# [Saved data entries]
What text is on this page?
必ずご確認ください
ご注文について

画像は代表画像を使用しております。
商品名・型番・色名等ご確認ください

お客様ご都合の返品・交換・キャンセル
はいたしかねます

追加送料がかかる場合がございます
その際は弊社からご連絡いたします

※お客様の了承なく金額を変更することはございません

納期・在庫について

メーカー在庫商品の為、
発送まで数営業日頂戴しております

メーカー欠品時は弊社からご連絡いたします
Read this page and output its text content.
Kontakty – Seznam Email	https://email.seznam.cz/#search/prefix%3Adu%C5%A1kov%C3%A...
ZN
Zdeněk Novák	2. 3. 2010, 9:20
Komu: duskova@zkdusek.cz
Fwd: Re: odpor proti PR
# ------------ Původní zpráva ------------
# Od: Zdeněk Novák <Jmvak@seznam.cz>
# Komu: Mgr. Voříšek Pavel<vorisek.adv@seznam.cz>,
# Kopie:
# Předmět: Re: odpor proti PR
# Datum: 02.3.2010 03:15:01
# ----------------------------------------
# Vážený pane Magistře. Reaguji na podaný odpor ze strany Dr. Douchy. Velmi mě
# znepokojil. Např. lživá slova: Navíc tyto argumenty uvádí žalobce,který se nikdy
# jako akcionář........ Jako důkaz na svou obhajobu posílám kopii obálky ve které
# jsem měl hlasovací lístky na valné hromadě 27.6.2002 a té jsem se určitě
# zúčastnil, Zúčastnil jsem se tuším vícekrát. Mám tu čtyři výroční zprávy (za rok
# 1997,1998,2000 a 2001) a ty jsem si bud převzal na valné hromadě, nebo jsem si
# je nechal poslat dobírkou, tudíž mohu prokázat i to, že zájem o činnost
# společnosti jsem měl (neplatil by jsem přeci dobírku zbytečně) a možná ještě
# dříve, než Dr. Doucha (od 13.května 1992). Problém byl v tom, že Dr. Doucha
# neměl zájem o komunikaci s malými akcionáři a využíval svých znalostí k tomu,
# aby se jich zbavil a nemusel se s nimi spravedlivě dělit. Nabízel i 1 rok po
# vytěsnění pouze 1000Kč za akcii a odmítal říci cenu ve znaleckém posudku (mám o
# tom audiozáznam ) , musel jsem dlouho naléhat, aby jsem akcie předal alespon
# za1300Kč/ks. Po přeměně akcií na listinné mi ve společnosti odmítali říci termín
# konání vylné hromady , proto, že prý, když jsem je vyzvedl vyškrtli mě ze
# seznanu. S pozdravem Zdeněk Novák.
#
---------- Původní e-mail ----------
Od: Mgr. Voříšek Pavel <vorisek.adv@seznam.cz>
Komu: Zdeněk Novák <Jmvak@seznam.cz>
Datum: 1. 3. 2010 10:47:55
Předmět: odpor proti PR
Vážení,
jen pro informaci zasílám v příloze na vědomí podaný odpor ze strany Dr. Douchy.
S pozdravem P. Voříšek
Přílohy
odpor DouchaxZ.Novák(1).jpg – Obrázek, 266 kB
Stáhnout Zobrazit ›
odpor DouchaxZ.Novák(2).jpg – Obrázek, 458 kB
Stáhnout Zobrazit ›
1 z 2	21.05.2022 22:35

# [Job]
Set down the listing above in full, please, exactly as it appears.

# [The solution]
What text is on this page?
必ずご確認ください
ご注文について

画像は代表画像を使用しております。
商品名・型番・色名等ご確認ください

お客様ご都合の返品・交換・キャンセル
はいたしかねます

追加送料がかかる場合がございます
その際は弊社からご連絡いたします

※お客様の了承なく金額を変更することはございません

納期・在庫について

メーカー在庫商品の為、
発送まで数営業日頂戴しております

メーカー欠品時は弊社からご連絡いたします
Read this page and output its text content.
Kontakty – Seznam Email	https://email.seznam.cz/#search/prefix%3Adu%C5%A1kov%C3%A...
ZN
Zdeněk Novák	2. 3. 2010, 9:20
Komu: duskova@zkdusek.cz
Fwd: Re: odpor proti PR
# ------------ Původní zpráva ------------
# Od: Zdeněk Novák <Jmvak@seznam.cz>
# Komu: Mgr. Voříšek Pavel<vorisek.adv@seznam.cz>,
# Kopie:
# Předmět: Re: odpor proti PR
# Datum: 02.3.2010 03:15:01
# ----------------------------------------
# Vážený pane Magistře. Reaguji na podaný odpor ze strany Dr. Douchy. Velmi mě
# znepokojil. Např. lživá slova: Navíc tyto argumenty uvádí žalobce,který se nikdy
# jako akcionář........ Jako důkaz na svou obhajobu posílám kopii obálky ve které
# jsem měl hlasovací lístky na valné hromadě 27.6.2002 a té jsem se určitě
# zúčastnil, Zúčastnil jsem se tuším vícekrát. Mám tu čtyři výroční zprávy (za rok
# 1997,1998,2000 a 2001) a ty jsem si bud převzal na valné hromadě, nebo jsem si
# je nechal poslat dobírkou, tudíž mohu prokázat i to, že zájem o činnost
# společnosti jsem měl (neplatil by jsem přeci dobírku zbytečně) a možná ještě
# dříve, než Dr. Doucha (od 13.května 1992). Problém byl v tom, že Dr. Doucha
# neměl zájem o komunikaci s malými akcionáři a využíval svých znalostí k tomu,
# aby se jich zbavil a nemusel se s nimi spravedlivě dělit. Nabízel i 1 rok po
# vytěsnění pouze 1000Kč za akcii a odmítal říci cenu ve znaleckém posudku (mám o
# tom audiozáznam ) , musel jsem dlouho naléhat, aby jsem akcie předal alespon
# za1300Kč/ks. Po přeměně akcií na listinné mi ve společnosti odmítali říci termín
# konání vylné hromady , proto, že prý, když jsem je vyzvedl vyškrtli mě ze
# seznanu. S pozdravem Zdeněk Novák.
#
---------- Původní e-mail ----------
Od: Mgr. Voříšek Pavel <vorisek.adv@seznam.cz>
Komu: Zdeněk Novák <Jmvak@seznam.cz>
Datum: 1. 3. 2010 10:47:55
Předmět: odpor proti PR
Vážení,
jen pro informaci zasílám v příloze na vědomí podaný odpor ze strany Dr. Douchy.
S pozdravem P. Voříšek
Přílohy
odpor DouchaxZ.Novák(1).jpg – Obrázek, 266 kB
Stáhnout Zobrazit ›
odpor DouchaxZ.Novák(2).jpg – Obrázek, 458 kB
Stáhnout Zobrazit ›
1 z 2	21.05.2022 22:35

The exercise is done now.